= Activity =
Repeat the entries below exactly as they appear, with no pictures.

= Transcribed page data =
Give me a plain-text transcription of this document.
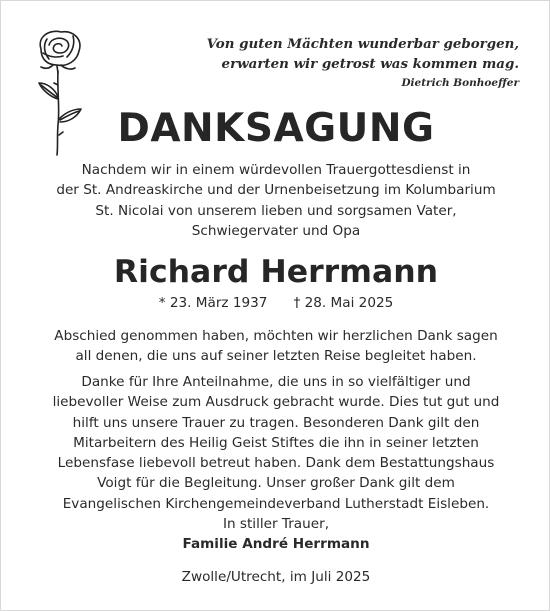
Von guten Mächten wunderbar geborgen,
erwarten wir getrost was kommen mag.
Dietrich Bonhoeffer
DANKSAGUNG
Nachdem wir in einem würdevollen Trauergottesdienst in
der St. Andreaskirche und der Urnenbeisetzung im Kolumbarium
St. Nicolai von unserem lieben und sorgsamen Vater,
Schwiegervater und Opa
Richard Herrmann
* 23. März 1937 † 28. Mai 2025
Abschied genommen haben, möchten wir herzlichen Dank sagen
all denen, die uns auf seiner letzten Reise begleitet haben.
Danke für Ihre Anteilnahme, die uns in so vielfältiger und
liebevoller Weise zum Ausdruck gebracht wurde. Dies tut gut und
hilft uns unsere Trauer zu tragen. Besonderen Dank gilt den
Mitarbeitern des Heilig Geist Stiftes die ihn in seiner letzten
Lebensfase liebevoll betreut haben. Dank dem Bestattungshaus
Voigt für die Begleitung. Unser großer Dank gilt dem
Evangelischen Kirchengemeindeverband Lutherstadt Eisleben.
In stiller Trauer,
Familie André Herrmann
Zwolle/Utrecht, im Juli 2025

= Solution for this exercise =
Give me a plain-text transcription of this document.
Von guten Mächten wunderbar geborgen,
erwarten wir getrost was kommen mag.
Dietrich Bonhoeffer
DANKSAGUNG
Nachdem wir in einem würdevollen Trauergottesdienst in
der St. Andreaskirche und der Urnenbeisetzung im Kolumbarium
St. Nicolai von unserem lieben und sorgsamen Vater,
Schwiegervater und Opa
Richard Herrmann
* 23. März 1937 † 28. Mai 2025
Abschied genommen haben, möchten wir herzlichen Dank sagen
all denen, die uns auf seiner letzten Reise begleitet haben.
Danke für Ihre Anteilnahme, die uns in so vielfältiger und
liebevoller Weise zum Ausdruck gebracht wurde. Dies tut gut und
hilft uns unsere Trauer zu tragen. Besonderen Dank gilt den
Mitarbeitern des Heilig Geist Stiftes die ihn in seiner letzten
Lebensfase liebevoll betreut haben. Dank dem Bestattungshaus
Voigt für die Begleitung. Unser großer Dank gilt dem
Evangelischen Kirchengemeindeverband Lutherstadt Eisleben.
In stiller Trauer,
Familie André Herrmann
Zwolle/Utrecht, im Juli 2025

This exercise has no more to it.